Exercise =>
Comb the records below for the string "副线圈的匝数之比为" and copy each line where it turns up.

Dataset items =>
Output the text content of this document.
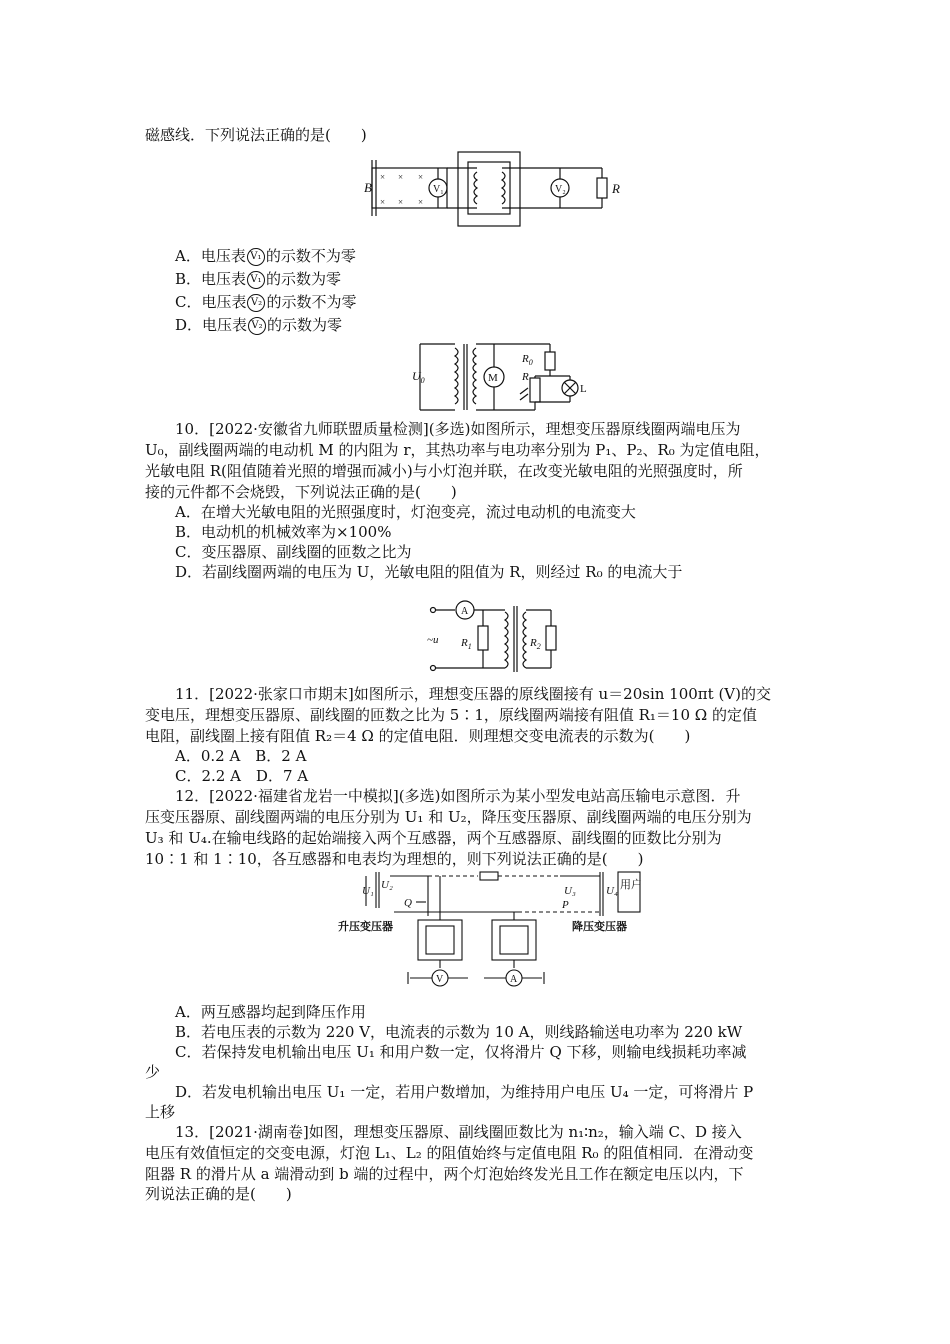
磁感线．下列说法正确的是(　　)
B
× × ×
× × ×
V₁	V₂	R
A．电压表 V₁ 的示数不为零
B．电压表 V₁ 的示数为零
C．电压表 V₂ 的示数不为零
D．电压表 V₂ 的示数为零
$U_0$	M
$R_0$
R
L
10．[2022·安徽省九师联盟质量检测](多选)如图所示，理想变压器原线圈两端电压为
U₀，副线圈两端的电动机 M 的内阻为 r，其热功率与电功率分别为 P₁、P₂、R₀ 为定值电阻，
光敏电阻 R(阻值随着光照的增强而减小)与小灯泡并联，在改变光敏电阻的光照强度时，所
接的元件都不会烧毁，下列说法正确的是(　　)
A．在增大光敏电阻的光照强度时，灯泡变亮，流过电动机的电流变大
B．电动机的机械效率为×100%
C．变压器原、副线圈的匝数之比为
D．若副线圈两端的电压为 U，光敏电阻的阻值为 R，则经过 R₀ 的电流大于
A
~u $R_1$	$R_2$
11．[2022·张家口市期末]如图所示，理想变压器的原线圈接有 u＝20sin 100πt (V)的交
变电压，理想变压器原、副线圈的匝数之比为 5∶1，原线圈两端接有阻值 R₁＝10 Ω 的定值
电阻，副线圈上接有阻值 R₂＝4 Ω 的定值电阻．则理想交变电流表的示数为(　　)
A．0.2 A　B．2 A
C．2.2 A　D．7 A
12．[2022·福建省龙岩一中模拟](多选)如图所示为某小型发电站高压输电示意图．升
压变压器原、副线圈两端的电压分别为 U₁ 和 U₂，降压变压器原、副线圈两端的电压分别为
U₃ 和 U₄.在输电线路的起始端接入两个互感器，两个互感器原、副线圈的匝数比分别为
10∶1 和 1∶10，各互感器和电表均为理想的，则下列说法正确的是(　　)
U₁ U₂
Q
升压变压器
U₃	U₄
P
用户
降压变压器
V	A
A．两互感器均起到降压作用
B．若电压表的示数为 220 V，电流表的示数为 10 A，则线路输送电功率为 220 kW
C．若保持发电机输出电压 U₁ 和用户数一定，仅将滑片 Q 下移，则输电线损耗功率减
少
D．若发电机输出电压 U₁ 一定，若用户数增加，为维持用户电压 U₄ 一定，可将滑片 P
上移
13．[2021·湖南卷]如图，理想变压器原、副线圈匝数比为 n₁∶n₂，输入端 C、D 接入
电压有效值恒定的交变电源，灯泡 L₁、L₂ 的阻值始终与定值电阻 R₀ 的阻值相同．在滑动变
阻器 R 的滑片从 a 端滑动到 b 端的过程中，两个灯泡始终发光且工作在额定电压以内，下
列说法正确的是(　　)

Right answer =>
C．变压器原、副线圈的匝数之比为
变电压，理想变压器原、副线圈的匝数之比为 5∶1，原线圈两端接有阻值 R₁＝10 Ω 的定值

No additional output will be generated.